Entradas de dados salvas:
'''
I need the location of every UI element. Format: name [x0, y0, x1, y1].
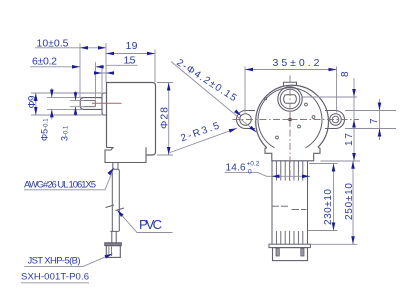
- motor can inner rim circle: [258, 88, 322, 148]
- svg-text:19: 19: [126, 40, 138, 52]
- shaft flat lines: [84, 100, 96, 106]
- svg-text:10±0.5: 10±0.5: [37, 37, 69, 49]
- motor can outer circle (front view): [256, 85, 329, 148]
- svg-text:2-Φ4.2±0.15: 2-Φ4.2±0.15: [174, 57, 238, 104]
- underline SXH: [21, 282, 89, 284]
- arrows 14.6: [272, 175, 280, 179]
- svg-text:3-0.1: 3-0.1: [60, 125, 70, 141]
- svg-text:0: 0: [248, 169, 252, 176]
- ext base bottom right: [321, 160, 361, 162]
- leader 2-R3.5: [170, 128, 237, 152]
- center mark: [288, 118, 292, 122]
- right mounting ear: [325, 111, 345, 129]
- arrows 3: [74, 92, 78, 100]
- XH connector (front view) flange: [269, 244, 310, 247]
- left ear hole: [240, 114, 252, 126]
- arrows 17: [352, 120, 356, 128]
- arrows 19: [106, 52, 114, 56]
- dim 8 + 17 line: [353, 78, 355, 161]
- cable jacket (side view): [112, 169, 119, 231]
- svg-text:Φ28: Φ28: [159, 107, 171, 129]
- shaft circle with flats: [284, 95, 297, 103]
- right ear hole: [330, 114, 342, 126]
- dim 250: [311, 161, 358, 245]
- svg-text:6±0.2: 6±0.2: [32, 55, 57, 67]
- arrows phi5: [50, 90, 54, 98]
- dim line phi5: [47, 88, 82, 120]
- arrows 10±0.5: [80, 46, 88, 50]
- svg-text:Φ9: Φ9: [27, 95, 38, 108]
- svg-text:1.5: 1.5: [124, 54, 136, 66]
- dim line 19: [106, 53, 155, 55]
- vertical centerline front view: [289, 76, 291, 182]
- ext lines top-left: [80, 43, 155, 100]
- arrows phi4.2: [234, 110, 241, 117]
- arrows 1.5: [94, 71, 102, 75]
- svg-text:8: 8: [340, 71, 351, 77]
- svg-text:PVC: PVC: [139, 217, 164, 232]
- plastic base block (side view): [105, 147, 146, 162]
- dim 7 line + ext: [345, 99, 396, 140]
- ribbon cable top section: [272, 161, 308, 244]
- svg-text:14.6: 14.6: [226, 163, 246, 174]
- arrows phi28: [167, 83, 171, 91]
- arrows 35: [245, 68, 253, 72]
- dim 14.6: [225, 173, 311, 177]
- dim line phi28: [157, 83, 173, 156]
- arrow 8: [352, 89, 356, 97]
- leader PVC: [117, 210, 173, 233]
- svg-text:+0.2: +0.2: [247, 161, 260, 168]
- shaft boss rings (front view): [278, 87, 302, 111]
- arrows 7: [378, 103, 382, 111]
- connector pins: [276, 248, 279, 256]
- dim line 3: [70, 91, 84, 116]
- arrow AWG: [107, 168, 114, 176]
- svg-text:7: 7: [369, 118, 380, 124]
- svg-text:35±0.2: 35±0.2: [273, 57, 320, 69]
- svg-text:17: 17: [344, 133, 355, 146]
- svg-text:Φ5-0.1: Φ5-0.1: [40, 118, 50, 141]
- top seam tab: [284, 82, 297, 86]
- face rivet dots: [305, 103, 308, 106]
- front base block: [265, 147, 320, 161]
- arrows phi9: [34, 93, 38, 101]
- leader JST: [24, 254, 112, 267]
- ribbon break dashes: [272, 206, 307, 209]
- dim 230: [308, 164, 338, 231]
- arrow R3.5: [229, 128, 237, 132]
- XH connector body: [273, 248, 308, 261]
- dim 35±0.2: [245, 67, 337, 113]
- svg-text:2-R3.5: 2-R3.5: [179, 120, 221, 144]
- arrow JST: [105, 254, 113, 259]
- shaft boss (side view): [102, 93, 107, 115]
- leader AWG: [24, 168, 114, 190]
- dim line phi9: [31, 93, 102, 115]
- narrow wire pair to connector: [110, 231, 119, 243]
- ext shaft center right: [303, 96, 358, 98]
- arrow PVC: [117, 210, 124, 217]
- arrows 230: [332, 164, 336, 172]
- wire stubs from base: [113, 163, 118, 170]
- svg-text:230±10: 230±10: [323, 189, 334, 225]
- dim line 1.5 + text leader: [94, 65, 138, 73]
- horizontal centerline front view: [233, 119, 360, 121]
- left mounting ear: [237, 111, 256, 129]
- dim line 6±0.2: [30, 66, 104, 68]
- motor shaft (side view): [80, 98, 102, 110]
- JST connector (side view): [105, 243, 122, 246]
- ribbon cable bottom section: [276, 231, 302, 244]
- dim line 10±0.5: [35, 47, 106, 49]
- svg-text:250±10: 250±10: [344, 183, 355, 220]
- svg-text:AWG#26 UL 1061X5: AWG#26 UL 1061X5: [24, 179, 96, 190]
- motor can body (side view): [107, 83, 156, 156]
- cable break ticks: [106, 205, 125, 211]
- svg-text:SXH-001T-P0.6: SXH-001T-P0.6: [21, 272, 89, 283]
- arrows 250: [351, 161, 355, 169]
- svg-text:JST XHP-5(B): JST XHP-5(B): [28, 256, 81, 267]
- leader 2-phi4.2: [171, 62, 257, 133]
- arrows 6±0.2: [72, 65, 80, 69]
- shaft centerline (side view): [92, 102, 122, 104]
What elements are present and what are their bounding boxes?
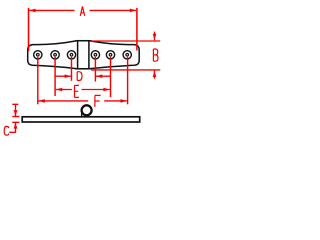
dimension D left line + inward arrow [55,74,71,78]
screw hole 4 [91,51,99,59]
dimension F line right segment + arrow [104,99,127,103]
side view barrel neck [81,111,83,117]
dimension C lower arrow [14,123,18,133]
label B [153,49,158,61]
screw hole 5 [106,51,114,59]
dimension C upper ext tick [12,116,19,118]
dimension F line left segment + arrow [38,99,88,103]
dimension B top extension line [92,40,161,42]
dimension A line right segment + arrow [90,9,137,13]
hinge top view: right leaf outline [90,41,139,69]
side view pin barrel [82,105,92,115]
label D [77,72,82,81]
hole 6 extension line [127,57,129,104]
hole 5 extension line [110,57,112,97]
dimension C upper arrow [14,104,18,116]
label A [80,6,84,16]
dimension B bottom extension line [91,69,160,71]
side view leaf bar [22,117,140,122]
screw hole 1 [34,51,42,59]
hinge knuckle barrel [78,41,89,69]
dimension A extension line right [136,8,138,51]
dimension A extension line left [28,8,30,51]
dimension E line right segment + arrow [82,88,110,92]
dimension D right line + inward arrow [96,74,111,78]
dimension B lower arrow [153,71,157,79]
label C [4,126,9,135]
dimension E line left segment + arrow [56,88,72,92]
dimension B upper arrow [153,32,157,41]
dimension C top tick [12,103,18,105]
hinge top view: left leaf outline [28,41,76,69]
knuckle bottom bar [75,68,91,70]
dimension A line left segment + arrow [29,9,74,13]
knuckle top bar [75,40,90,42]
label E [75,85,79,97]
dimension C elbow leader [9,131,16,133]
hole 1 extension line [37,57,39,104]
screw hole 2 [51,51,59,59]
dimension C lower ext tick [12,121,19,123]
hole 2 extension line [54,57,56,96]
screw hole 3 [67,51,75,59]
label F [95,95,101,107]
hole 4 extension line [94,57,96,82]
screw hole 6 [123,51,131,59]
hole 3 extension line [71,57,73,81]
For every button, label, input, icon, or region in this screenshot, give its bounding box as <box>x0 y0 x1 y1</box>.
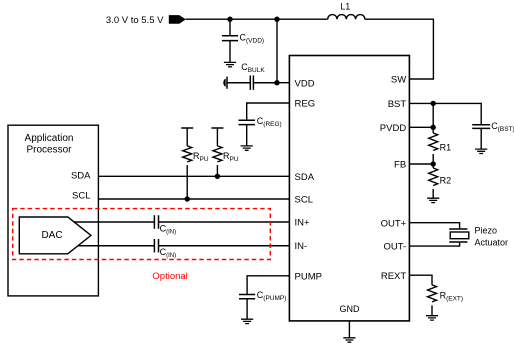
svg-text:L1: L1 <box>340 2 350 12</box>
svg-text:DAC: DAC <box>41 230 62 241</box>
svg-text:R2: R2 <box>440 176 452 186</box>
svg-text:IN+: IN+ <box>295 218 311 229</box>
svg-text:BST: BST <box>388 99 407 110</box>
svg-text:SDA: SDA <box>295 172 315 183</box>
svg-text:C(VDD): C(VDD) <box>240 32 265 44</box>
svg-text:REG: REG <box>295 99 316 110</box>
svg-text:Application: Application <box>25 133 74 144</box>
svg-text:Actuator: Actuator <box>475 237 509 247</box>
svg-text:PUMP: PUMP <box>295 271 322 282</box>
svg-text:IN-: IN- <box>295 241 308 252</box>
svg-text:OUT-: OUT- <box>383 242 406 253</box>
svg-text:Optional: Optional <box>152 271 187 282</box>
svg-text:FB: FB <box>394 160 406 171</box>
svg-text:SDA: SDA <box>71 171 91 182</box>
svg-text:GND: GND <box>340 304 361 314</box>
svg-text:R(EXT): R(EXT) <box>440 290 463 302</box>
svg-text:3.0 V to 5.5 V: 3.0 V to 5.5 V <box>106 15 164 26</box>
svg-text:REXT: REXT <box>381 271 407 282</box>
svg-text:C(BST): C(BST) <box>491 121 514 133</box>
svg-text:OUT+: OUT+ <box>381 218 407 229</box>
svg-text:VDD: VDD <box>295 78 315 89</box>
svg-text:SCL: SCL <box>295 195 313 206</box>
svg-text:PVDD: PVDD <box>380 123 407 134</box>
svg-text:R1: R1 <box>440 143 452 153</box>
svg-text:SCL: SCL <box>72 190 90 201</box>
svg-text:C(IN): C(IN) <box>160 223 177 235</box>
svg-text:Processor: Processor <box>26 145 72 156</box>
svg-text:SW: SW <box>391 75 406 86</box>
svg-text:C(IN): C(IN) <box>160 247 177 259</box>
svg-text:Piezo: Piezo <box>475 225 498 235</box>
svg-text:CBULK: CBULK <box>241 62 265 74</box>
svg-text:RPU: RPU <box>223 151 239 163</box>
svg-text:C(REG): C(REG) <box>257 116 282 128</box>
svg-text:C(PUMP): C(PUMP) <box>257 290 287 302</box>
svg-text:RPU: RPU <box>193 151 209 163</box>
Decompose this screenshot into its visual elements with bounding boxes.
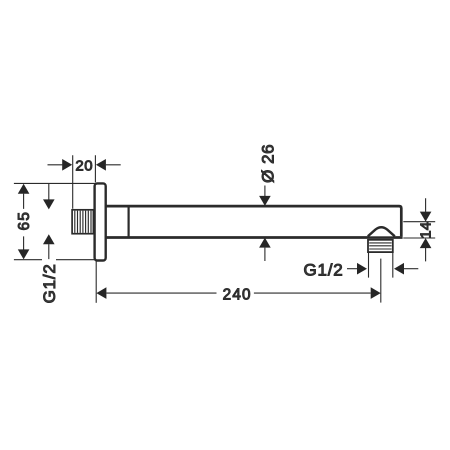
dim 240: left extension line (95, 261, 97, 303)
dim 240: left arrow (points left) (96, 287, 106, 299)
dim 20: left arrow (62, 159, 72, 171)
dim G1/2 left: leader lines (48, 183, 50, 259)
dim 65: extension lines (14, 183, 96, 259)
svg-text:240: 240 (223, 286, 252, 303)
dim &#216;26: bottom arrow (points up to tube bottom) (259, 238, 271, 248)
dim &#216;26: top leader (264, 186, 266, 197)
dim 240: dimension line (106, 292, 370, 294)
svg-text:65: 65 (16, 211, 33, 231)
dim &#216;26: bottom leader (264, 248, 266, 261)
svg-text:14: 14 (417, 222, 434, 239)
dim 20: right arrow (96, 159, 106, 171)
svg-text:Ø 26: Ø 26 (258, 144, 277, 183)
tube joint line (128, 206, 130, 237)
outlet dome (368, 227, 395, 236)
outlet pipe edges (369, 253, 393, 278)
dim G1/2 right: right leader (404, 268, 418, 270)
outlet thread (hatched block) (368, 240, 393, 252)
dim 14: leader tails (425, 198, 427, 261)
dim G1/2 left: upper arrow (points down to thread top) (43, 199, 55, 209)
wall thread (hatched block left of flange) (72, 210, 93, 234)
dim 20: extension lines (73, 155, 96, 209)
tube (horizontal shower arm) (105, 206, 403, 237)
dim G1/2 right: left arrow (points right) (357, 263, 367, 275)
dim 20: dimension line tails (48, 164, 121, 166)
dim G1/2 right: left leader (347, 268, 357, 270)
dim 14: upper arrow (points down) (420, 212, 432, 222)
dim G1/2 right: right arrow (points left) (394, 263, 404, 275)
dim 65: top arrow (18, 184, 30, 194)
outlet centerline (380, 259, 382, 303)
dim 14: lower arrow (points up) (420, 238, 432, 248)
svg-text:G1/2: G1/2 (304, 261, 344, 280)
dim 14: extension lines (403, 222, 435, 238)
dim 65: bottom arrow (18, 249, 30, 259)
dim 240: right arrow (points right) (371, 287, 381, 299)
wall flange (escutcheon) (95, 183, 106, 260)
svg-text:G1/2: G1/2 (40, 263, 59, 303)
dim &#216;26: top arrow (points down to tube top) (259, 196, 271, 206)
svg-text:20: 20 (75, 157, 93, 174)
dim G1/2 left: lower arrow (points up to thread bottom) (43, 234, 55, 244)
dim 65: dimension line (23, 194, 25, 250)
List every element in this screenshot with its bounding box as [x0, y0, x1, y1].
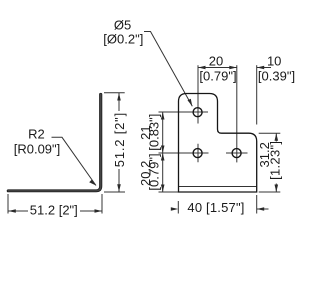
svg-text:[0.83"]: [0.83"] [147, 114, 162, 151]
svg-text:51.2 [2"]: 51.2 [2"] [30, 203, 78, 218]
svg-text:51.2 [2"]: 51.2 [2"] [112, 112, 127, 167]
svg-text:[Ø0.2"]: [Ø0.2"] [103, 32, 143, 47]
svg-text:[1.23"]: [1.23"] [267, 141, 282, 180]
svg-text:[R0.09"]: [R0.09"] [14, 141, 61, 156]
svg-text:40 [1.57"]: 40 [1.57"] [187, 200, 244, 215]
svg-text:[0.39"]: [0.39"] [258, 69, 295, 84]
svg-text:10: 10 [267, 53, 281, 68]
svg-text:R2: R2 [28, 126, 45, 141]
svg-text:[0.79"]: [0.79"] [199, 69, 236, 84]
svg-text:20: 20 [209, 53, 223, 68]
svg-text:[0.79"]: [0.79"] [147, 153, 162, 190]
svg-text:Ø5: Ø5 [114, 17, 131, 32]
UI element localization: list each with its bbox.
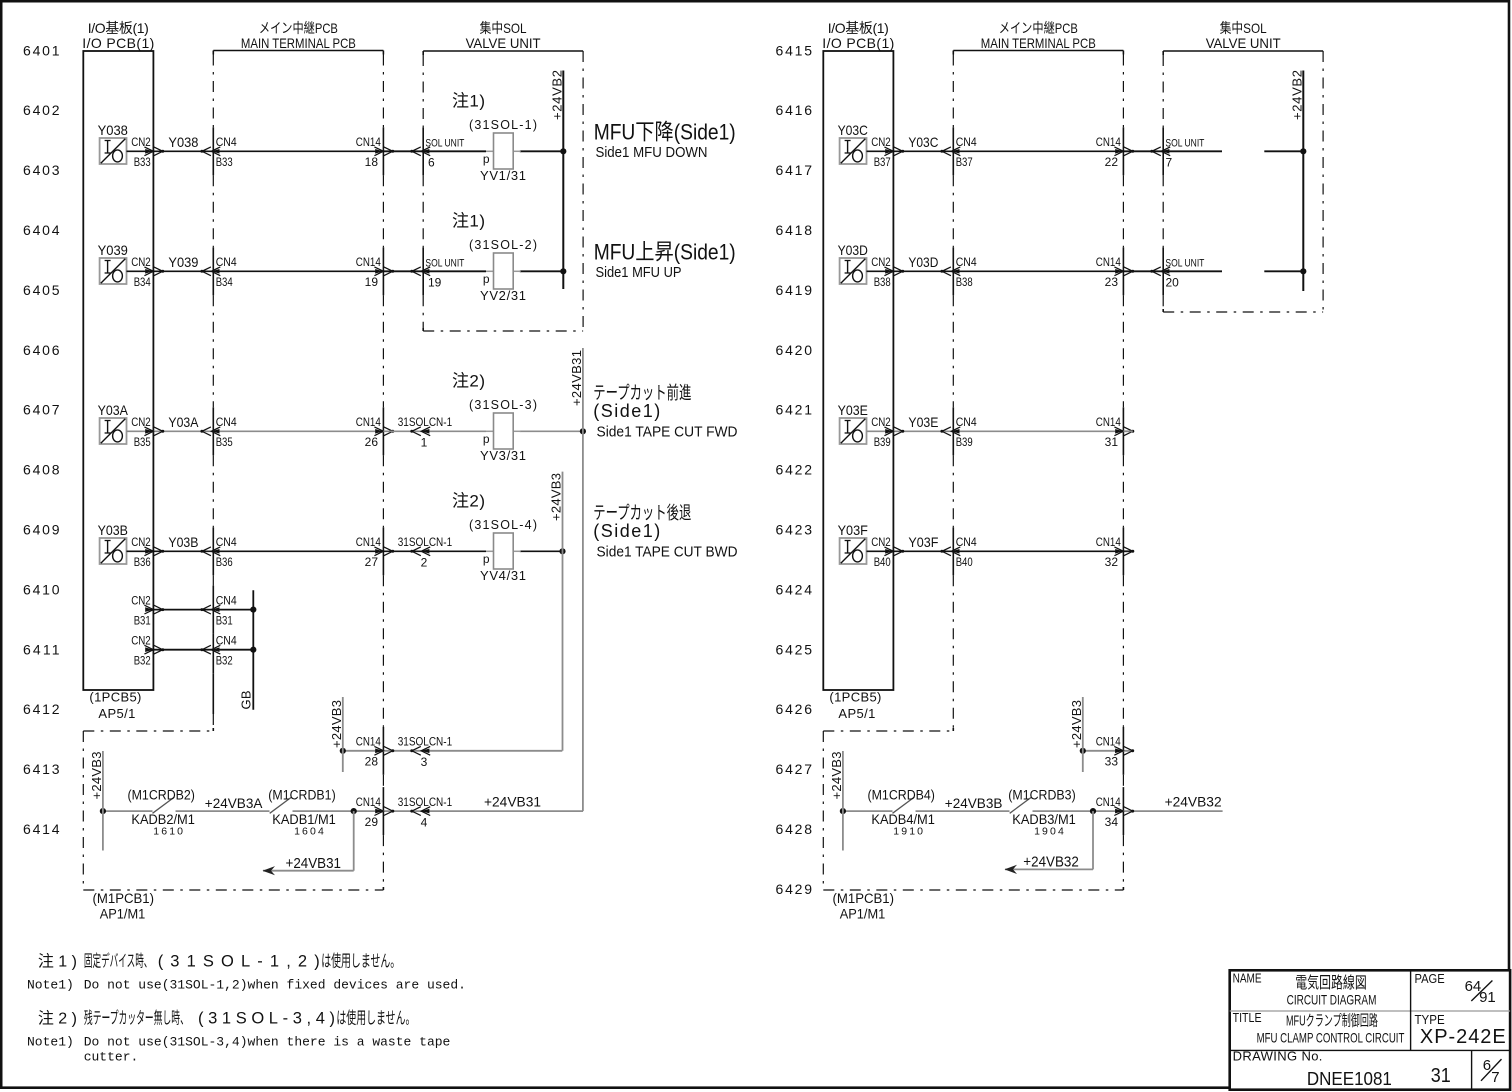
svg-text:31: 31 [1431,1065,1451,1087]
'''
A FAZER:
Altere as linhas da listagem a partir da que contém "svg-text:L1: L1 <box>340 2 350 12</box>" até a que contém "svg-text:C(IN): C(IN) <box>160 247", inclusive, trocando "Actuator" por "Driver". Reproduza essas linhas sem mudar mais nada.

RESULTADO DA TAREFA:
svg-text:L1: L1 <box>340 2 350 12</box>
svg-text:DAC: DAC <box>41 230 62 241</box>
svg-text:R2: R2 <box>440 176 452 186</box>
svg-text:IN+: IN+ <box>295 218 311 229</box>
svg-text:BST: BST <box>388 99 407 110</box>
svg-text:SDA: SDA <box>295 172 315 183</box>
svg-text:C(VDD): C(VDD) <box>240 32 265 44</box>
svg-text:REG: REG <box>295 99 316 110</box>
svg-text:Application: Application <box>25 133 74 144</box>
svg-text:Driver: Driver <box>475 237 509 247</box>
svg-text:PUMP: PUMP <box>295 271 322 282</box>
svg-text:IN-: IN- <box>295 241 308 252</box>
svg-text:OUT-: OUT- <box>383 242 406 253</box>
svg-text:Optional: Optional <box>152 271 187 282</box>
svg-text:FB: FB <box>394 160 406 171</box>
svg-text:SDA: SDA <box>71 171 91 182</box>
svg-text:GND: GND <box>340 304 361 314</box>
svg-text:R(EXT): R(EXT) <box>440 290 463 302</box>
svg-text:3.0 V to 5.5 V: 3.0 V to 5.5 V <box>106 15 164 26</box>
svg-text:REXT: REXT <box>381 271 407 282</box>
svg-text:C(BST): C(BST) <box>491 121 514 133</box>
svg-text:OUT+: OUT+ <box>381 218 407 229</box>
svg-text:VDD: VDD <box>295 78 315 89</box>
svg-text:SCL: SCL <box>295 195 313 206</box>
svg-text:PVDD: PVDD <box>380 123 407 134</box>
svg-text:R1: R1 <box>440 143 452 153</box>
svg-text:SCL: SCL <box>72 190 90 201</box>
svg-text:C(IN): C(IN) <box>160 223 177 235</box>
svg-text:Processor: Processor <box>26 145 72 156</box>
svg-text:SW: SW <box>391 75 406 86</box>
svg-text:C(IN): C(IN) <box>160 247 177 259</box>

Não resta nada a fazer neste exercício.